### To be done
Search the material for the word "After" and copy each line that holds it.

[Figure collection entries]
++++++++++++++++++++

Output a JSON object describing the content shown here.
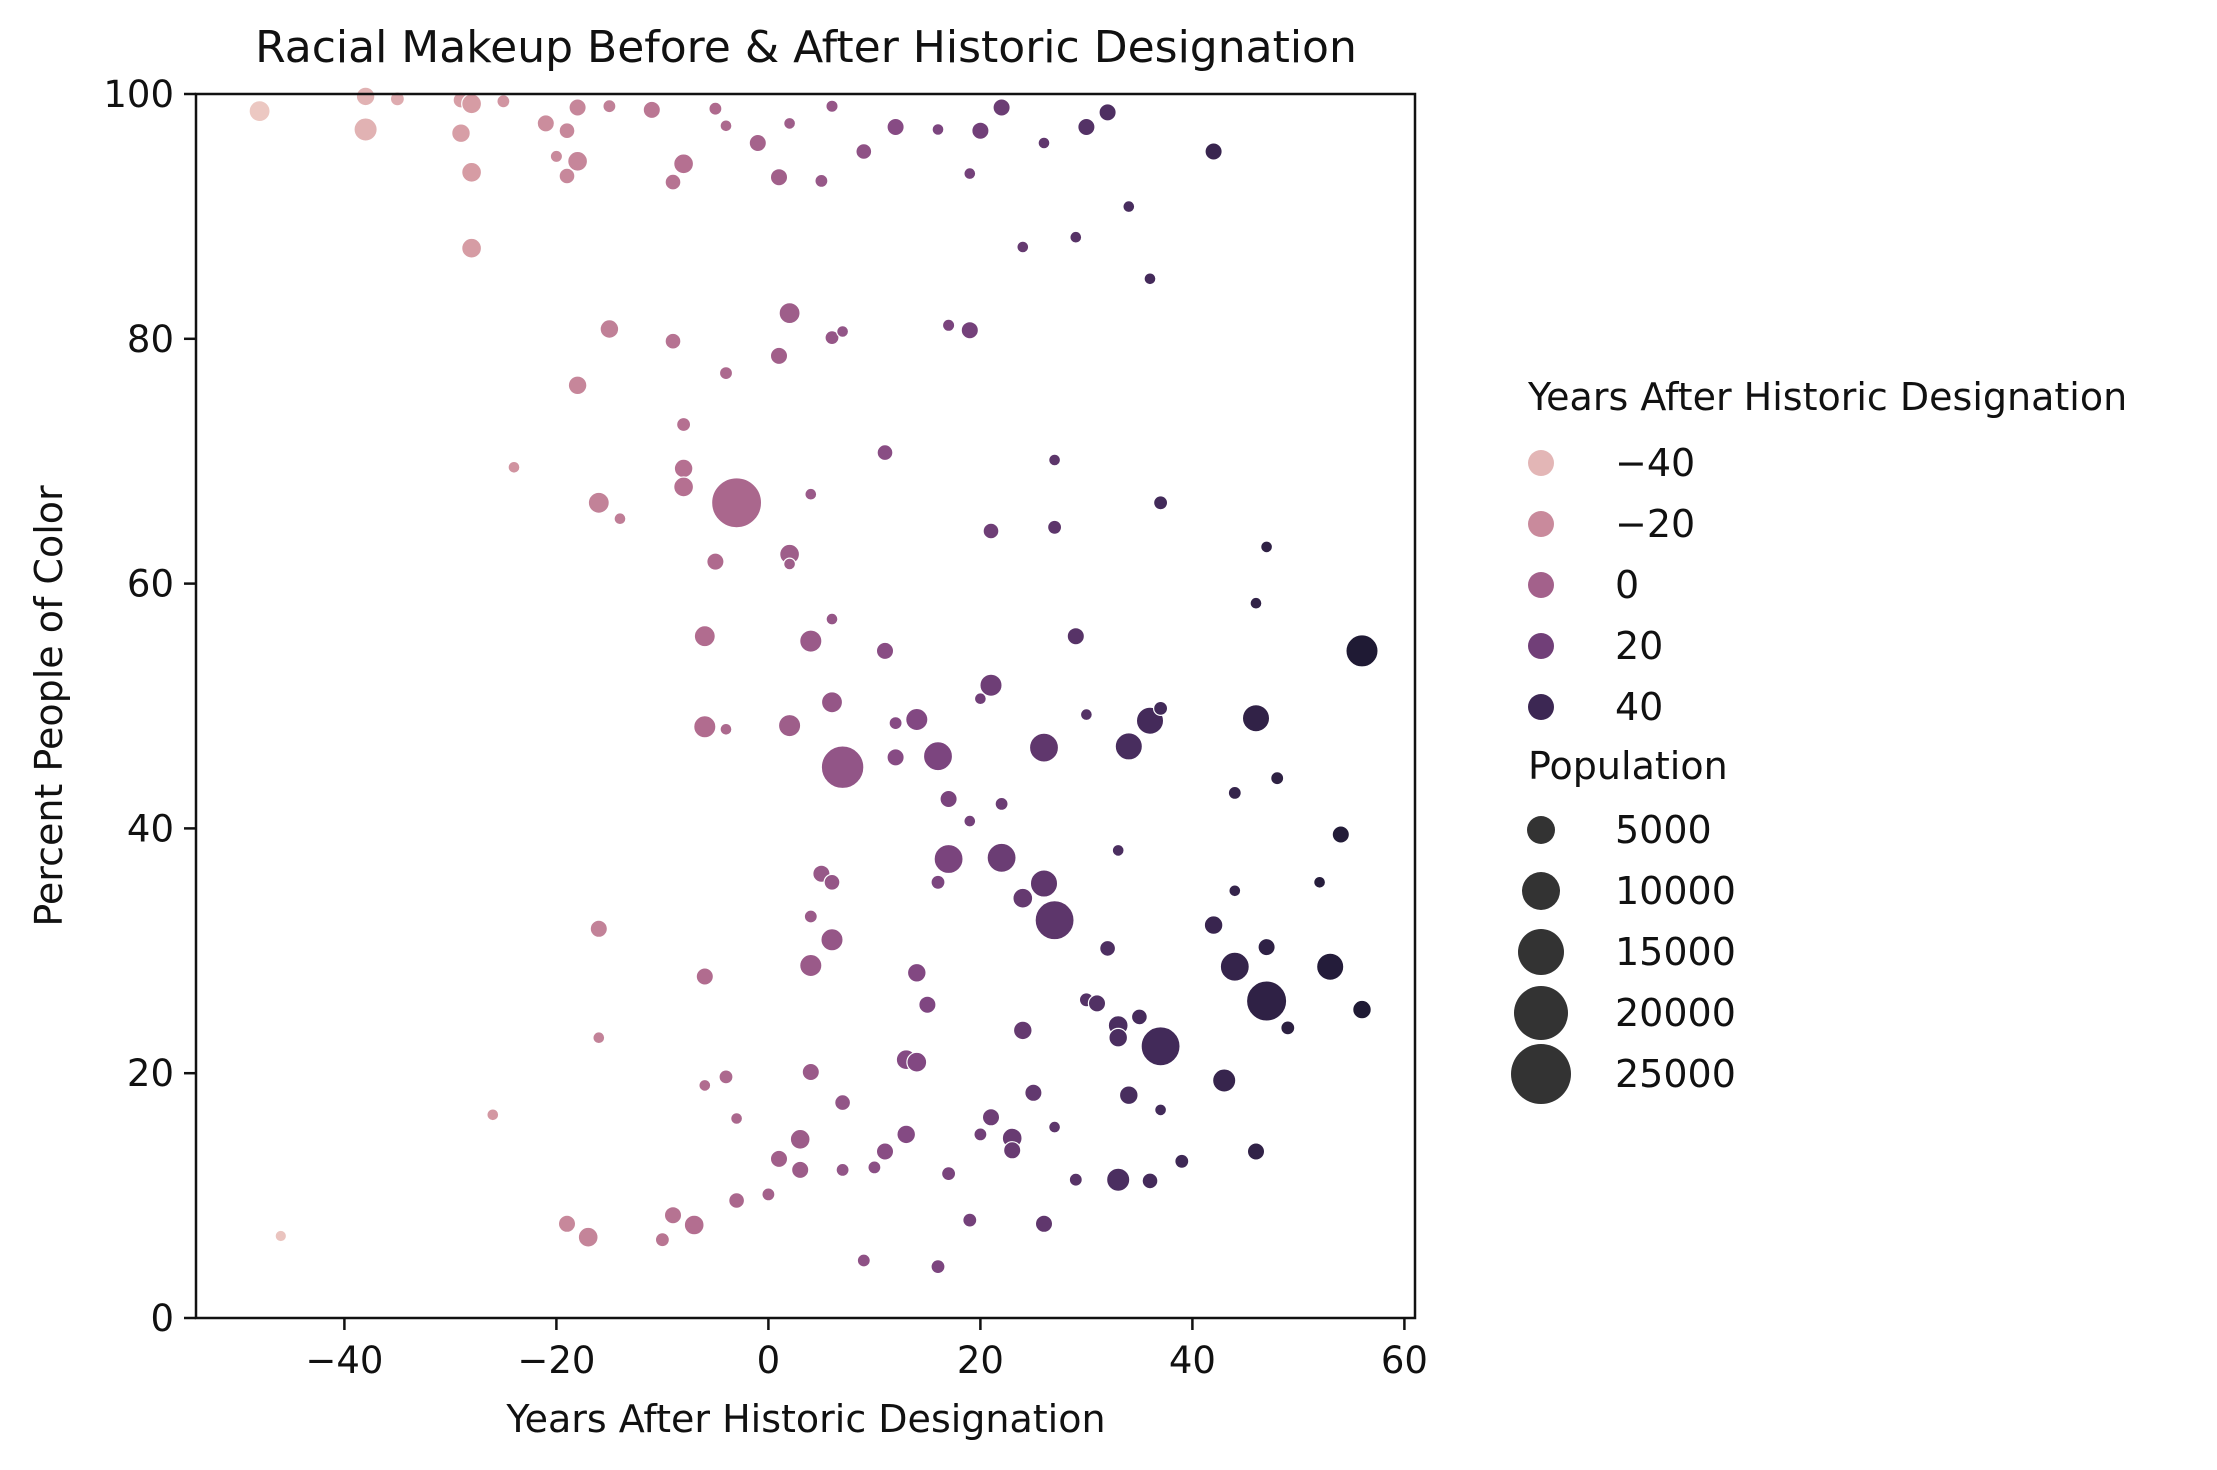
{
  "chart_data": {
    "type": "scatter",
    "title": "Racial Makeup Before & After Historic Designation",
    "xlabel": "Years After Historic Designation",
    "ylabel": "Percent People of Color",
    "xlim": [
      -54,
      61
    ],
    "ylim": [
      0,
      100
    ],
    "xticks": [
      -40,
      -20,
      0,
      20,
      40,
      60
    ],
    "xtick_labels": [
      "−40",
      "−20",
      "0",
      "20",
      "40",
      "60"
    ],
    "yticks": [
      0,
      20,
      40,
      60,
      80,
      100
    ],
    "ytick_labels": [
      "0",
      "20",
      "40",
      "60",
      "80",
      "100"
    ],
    "grid": false,
    "hue": {
      "variable": "Years After Historic Designation",
      "colors_light_to_dark": [
        "#ecc8c2",
        "#d59aa3",
        "#b26d8f",
        "#814782",
        "#452b5c",
        "#1f1a34"
      ],
      "range": [
        -48,
        56
      ]
    },
    "size": {
      "variable": "Population",
      "range": [
        500,
        27000
      ]
    },
    "legend": {
      "placement": "right",
      "hue_title": "Years After Historic Designation",
      "hue_entries": [
        {
          "label": "−40",
          "value": -40
        },
        {
          "label": "−20",
          "value": -20
        },
        {
          "label": "0",
          "value": 0
        },
        {
          "label": "20",
          "value": 20
        },
        {
          "label": "40",
          "value": 40
        }
      ],
      "size_title": "Population",
      "size_entries": [
        {
          "label": "5000",
          "value": 5000
        },
        {
          "label": "10000",
          "value": 10000
        },
        {
          "label": "15000",
          "value": 15000
        },
        {
          "label": "20000",
          "value": 20000
        },
        {
          "label": "25000",
          "value": 25000
        }
      ]
    },
    "points": [
      {
        "x": -48,
        "y": 98.6,
        "pop": 4000
      },
      {
        "x": -46,
        "y": 6.7,
        "pop": 800
      },
      {
        "x": -38,
        "y": 99.8,
        "pop": 3000
      },
      {
        "x": -38,
        "y": 97.1,
        "pop": 5000
      },
      {
        "x": -35,
        "y": 99.6,
        "pop": 1500
      },
      {
        "x": -29,
        "y": 99.5,
        "pop": 2000
      },
      {
        "x": -29,
        "y": 96.8,
        "pop": 3000
      },
      {
        "x": -28,
        "y": 99.2,
        "pop": 3500
      },
      {
        "x": -28,
        "y": 93.6,
        "pop": 3500
      },
      {
        "x": -28,
        "y": 87.4,
        "pop": 3500
      },
      {
        "x": -25,
        "y": 99.4,
        "pop": 1200
      },
      {
        "x": -24,
        "y": 69.5,
        "pop": 900
      },
      {
        "x": -26,
        "y": 16.6,
        "pop": 900
      },
      {
        "x": -21,
        "y": 97.6,
        "pop": 2500
      },
      {
        "x": -20,
        "y": 94.9,
        "pop": 1000
      },
      {
        "x": -19,
        "y": 97.0,
        "pop": 2000
      },
      {
        "x": -19,
        "y": 93.3,
        "pop": 2000
      },
      {
        "x": -18,
        "y": 98.9,
        "pop": 2500
      },
      {
        "x": -18,
        "y": 94.5,
        "pop": 3500
      },
      {
        "x": -18,
        "y": 76.2,
        "pop": 3000
      },
      {
        "x": -19,
        "y": 7.7,
        "pop": 2500
      },
      {
        "x": -17,
        "y": 6.6,
        "pop": 3500
      },
      {
        "x": -16,
        "y": 66.6,
        "pop": 4000
      },
      {
        "x": -16,
        "y": 31.8,
        "pop": 2500
      },
      {
        "x": -16,
        "y": 22.9,
        "pop": 900
      },
      {
        "x": -15,
        "y": 99.0,
        "pop": 1200
      },
      {
        "x": -15,
        "y": 80.8,
        "pop": 3000
      },
      {
        "x": -14,
        "y": 65.3,
        "pop": 900
      },
      {
        "x": -11,
        "y": 98.7,
        "pop": 2500
      },
      {
        "x": -10,
        "y": 6.4,
        "pop": 1500
      },
      {
        "x": -9,
        "y": 92.8,
        "pop": 2000
      },
      {
        "x": -9,
        "y": 79.8,
        "pop": 2000
      },
      {
        "x": -9,
        "y": 8.4,
        "pop": 2500
      },
      {
        "x": -8,
        "y": 94.3,
        "pop": 3500
      },
      {
        "x": -8,
        "y": 73.0,
        "pop": 1500
      },
      {
        "x": -8,
        "y": 69.4,
        "pop": 3000
      },
      {
        "x": -8,
        "y": 67.9,
        "pop": 3500
      },
      {
        "x": -7,
        "y": 7.6,
        "pop": 3500
      },
      {
        "x": -6,
        "y": 55.7,
        "pop": 4000
      },
      {
        "x": -6,
        "y": 48.3,
        "pop": 4500
      },
      {
        "x": -6,
        "y": 27.9,
        "pop": 2500
      },
      {
        "x": -6,
        "y": 19.0,
        "pop": 900
      },
      {
        "x": -5,
        "y": 98.8,
        "pop": 1200
      },
      {
        "x": -5,
        "y": 61.8,
        "pop": 2500
      },
      {
        "x": -4,
        "y": 97.4,
        "pop": 900
      },
      {
        "x": -4,
        "y": 77.2,
        "pop": 1200
      },
      {
        "x": -4,
        "y": 48.1,
        "pop": 900
      },
      {
        "x": -4,
        "y": 19.7,
        "pop": 1500
      },
      {
        "x": -3,
        "y": 66.6,
        "pop": 25000
      },
      {
        "x": -3,
        "y": 16.3,
        "pop": 900
      },
      {
        "x": -3,
        "y": 9.6,
        "pop": 2000
      },
      {
        "x": -1,
        "y": 96.0,
        "pop": 2500
      },
      {
        "x": 0,
        "y": 10.1,
        "pop": 1200
      },
      {
        "x": 1,
        "y": 93.2,
        "pop": 2500
      },
      {
        "x": 1,
        "y": 78.6,
        "pop": 2500
      },
      {
        "x": 1,
        "y": 13.0,
        "pop": 2500
      },
      {
        "x": 2,
        "y": 97.6,
        "pop": 900
      },
      {
        "x": 2,
        "y": 82.1,
        "pop": 4000
      },
      {
        "x": 2,
        "y": 62.4,
        "pop": 3500
      },
      {
        "x": 2,
        "y": 61.6,
        "pop": 900
      },
      {
        "x": 2,
        "y": 48.4,
        "pop": 4500
      },
      {
        "x": 3,
        "y": 14.6,
        "pop": 3500
      },
      {
        "x": 3,
        "y": 12.1,
        "pop": 2500
      },
      {
        "x": 4,
        "y": 67.3,
        "pop": 900
      },
      {
        "x": 4,
        "y": 55.3,
        "pop": 4500
      },
      {
        "x": 4,
        "y": 32.8,
        "pop": 1200
      },
      {
        "x": 4,
        "y": 28.8,
        "pop": 4500
      },
      {
        "x": 4,
        "y": 20.1,
        "pop": 2500
      },
      {
        "x": 5,
        "y": 92.9,
        "pop": 1200
      },
      {
        "x": 5,
        "y": 36.3,
        "pop": 2500
      },
      {
        "x": 6,
        "y": 99.0,
        "pop": 1000
      },
      {
        "x": 6,
        "y": 80.1,
        "pop": 1500
      },
      {
        "x": 6,
        "y": 57.1,
        "pop": 900
      },
      {
        "x": 6,
        "y": 50.3,
        "pop": 4000
      },
      {
        "x": 6,
        "y": 35.6,
        "pop": 2000
      },
      {
        "x": 6,
        "y": 30.9,
        "pop": 4500
      },
      {
        "x": 7,
        "y": 80.6,
        "pop": 900
      },
      {
        "x": 7,
        "y": 45.0,
        "pop": 18000
      },
      {
        "x": 7,
        "y": 17.6,
        "pop": 2000
      },
      {
        "x": 7,
        "y": 12.1,
        "pop": 1200
      },
      {
        "x": 9,
        "y": 95.3,
        "pop": 2000
      },
      {
        "x": 9,
        "y": 4.7,
        "pop": 1200
      },
      {
        "x": 10,
        "y": 12.3,
        "pop": 1200
      },
      {
        "x": 11,
        "y": 70.7,
        "pop": 2000
      },
      {
        "x": 11,
        "y": 54.5,
        "pop": 2500
      },
      {
        "x": 11,
        "y": 13.6,
        "pop": 2500
      },
      {
        "x": 12,
        "y": 97.3,
        "pop": 2500
      },
      {
        "x": 12,
        "y": 48.6,
        "pop": 1200
      },
      {
        "x": 12,
        "y": 45.8,
        "pop": 2500
      },
      {
        "x": 13,
        "y": 21.1,
        "pop": 3500
      },
      {
        "x": 13,
        "y": 15.0,
        "pop": 3000
      },
      {
        "x": 14,
        "y": 48.9,
        "pop": 4500
      },
      {
        "x": 14,
        "y": 28.2,
        "pop": 3000
      },
      {
        "x": 14,
        "y": 20.9,
        "pop": 3500
      },
      {
        "x": 15,
        "y": 25.6,
        "pop": 2500
      },
      {
        "x": 16,
        "y": 97.1,
        "pop": 900
      },
      {
        "x": 16,
        "y": 45.9,
        "pop": 8000
      },
      {
        "x": 16,
        "y": 35.6,
        "pop": 1500
      },
      {
        "x": 16,
        "y": 4.2,
        "pop": 1500
      },
      {
        "x": 17,
        "y": 81.1,
        "pop": 1000
      },
      {
        "x": 17,
        "y": 42.4,
        "pop": 2500
      },
      {
        "x": 17,
        "y": 37.5,
        "pop": 8000
      },
      {
        "x": 17,
        "y": 11.8,
        "pop": 1500
      },
      {
        "x": 19,
        "y": 93.5,
        "pop": 900
      },
      {
        "x": 19,
        "y": 80.7,
        "pop": 2500
      },
      {
        "x": 19,
        "y": 40.6,
        "pop": 900
      },
      {
        "x": 19,
        "y": 8.0,
        "pop": 1500
      },
      {
        "x": 20,
        "y": 97.0,
        "pop": 2500
      },
      {
        "x": 20,
        "y": 50.6,
        "pop": 900
      },
      {
        "x": 20,
        "y": 15.0,
        "pop": 1200
      },
      {
        "x": 21,
        "y": 64.3,
        "pop": 2000
      },
      {
        "x": 21,
        "y": 51.7,
        "pop": 4500
      },
      {
        "x": 21,
        "y": 16.4,
        "pop": 2500
      },
      {
        "x": 22,
        "y": 98.9,
        "pop": 2500
      },
      {
        "x": 22,
        "y": 42.0,
        "pop": 1200
      },
      {
        "x": 22,
        "y": 37.6,
        "pop": 8000
      },
      {
        "x": 23,
        "y": 14.7,
        "pop": 3500
      },
      {
        "x": 23,
        "y": 13.7,
        "pop": 2500
      },
      {
        "x": 24,
        "y": 87.5,
        "pop": 900
      },
      {
        "x": 24,
        "y": 34.3,
        "pop": 3500
      },
      {
        "x": 24,
        "y": 23.5,
        "pop": 3000
      },
      {
        "x": 25,
        "y": 18.4,
        "pop": 2500
      },
      {
        "x": 26,
        "y": 96.0,
        "pop": 900
      },
      {
        "x": 26,
        "y": 46.6,
        "pop": 8000
      },
      {
        "x": 26,
        "y": 35.5,
        "pop": 7000
      },
      {
        "x": 26,
        "y": 7.7,
        "pop": 2500
      },
      {
        "x": 27,
        "y": 70.1,
        "pop": 900
      },
      {
        "x": 27,
        "y": 64.6,
        "pop": 1500
      },
      {
        "x": 27,
        "y": 32.5,
        "pop": 15000
      },
      {
        "x": 27,
        "y": 15.6,
        "pop": 900
      },
      {
        "x": 29,
        "y": 88.3,
        "pop": 900
      },
      {
        "x": 29,
        "y": 55.7,
        "pop": 2500
      },
      {
        "x": 29,
        "y": 11.3,
        "pop": 1200
      },
      {
        "x": 30,
        "y": 97.3,
        "pop": 2500
      },
      {
        "x": 30,
        "y": 49.3,
        "pop": 900
      },
      {
        "x": 30,
        "y": 26.0,
        "pop": 1500
      },
      {
        "x": 31,
        "y": 25.7,
        "pop": 2500
      },
      {
        "x": 32,
        "y": 98.5,
        "pop": 2500
      },
      {
        "x": 32,
        "y": 30.2,
        "pop": 2000
      },
      {
        "x": 33,
        "y": 38.2,
        "pop": 900
      },
      {
        "x": 33,
        "y": 23.9,
        "pop": 3500
      },
      {
        "x": 33,
        "y": 22.9,
        "pop": 3000
      },
      {
        "x": 33,
        "y": 11.3,
        "pop": 5000
      },
      {
        "x": 34,
        "y": 90.8,
        "pop": 900
      },
      {
        "x": 34,
        "y": 46.7,
        "pop": 7000
      },
      {
        "x": 34,
        "y": 18.2,
        "pop": 3000
      },
      {
        "x": 35,
        "y": 24.6,
        "pop": 2000
      },
      {
        "x": 36,
        "y": 84.9,
        "pop": 900
      },
      {
        "x": 36,
        "y": 48.8,
        "pop": 7000
      },
      {
        "x": 36,
        "y": 11.2,
        "pop": 2000
      },
      {
        "x": 37,
        "y": 66.6,
        "pop": 1500
      },
      {
        "x": 37,
        "y": 49.8,
        "pop": 1500
      },
      {
        "x": 37,
        "y": 22.2,
        "pop": 15000
      },
      {
        "x": 37,
        "y": 17.0,
        "pop": 900
      },
      {
        "x": 39,
        "y": 12.8,
        "pop": 1500
      },
      {
        "x": 42,
        "y": 95.3,
        "pop": 2500
      },
      {
        "x": 42,
        "y": 32.1,
        "pop": 3000
      },
      {
        "x": 43,
        "y": 19.4,
        "pop": 5000
      },
      {
        "x": 44,
        "y": 42.9,
        "pop": 1200
      },
      {
        "x": 44,
        "y": 34.9,
        "pop": 900
      },
      {
        "x": 44,
        "y": 28.7,
        "pop": 8000
      },
      {
        "x": 46,
        "y": 58.4,
        "pop": 900
      },
      {
        "x": 46,
        "y": 49.0,
        "pop": 7000
      },
      {
        "x": 46,
        "y": 13.6,
        "pop": 2500
      },
      {
        "x": 47,
        "y": 63.0,
        "pop": 900
      },
      {
        "x": 47,
        "y": 30.3,
        "pop": 2500
      },
      {
        "x": 47,
        "y": 25.9,
        "pop": 16000
      },
      {
        "x": 48,
        "y": 44.1,
        "pop": 1200
      },
      {
        "x": 49,
        "y": 23.7,
        "pop": 1500
      },
      {
        "x": 52,
        "y": 35.6,
        "pop": 900
      },
      {
        "x": 53,
        "y": 28.7,
        "pop": 7000
      },
      {
        "x": 54,
        "y": 39.5,
        "pop": 2500
      },
      {
        "x": 56,
        "y": 54.5,
        "pop": 10000
      },
      {
        "x": 56,
        "y": 25.2,
        "pop": 3000
      }
    ]
  }
}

++++++++++++++++++++

### Task response
    "title": "Racial Makeup Before & After Historic Designation",
    "xlabel": "Years After Historic Designation",
      "variable": "Years After Historic Designation",
      "hue_title": "Years After Historic Designation",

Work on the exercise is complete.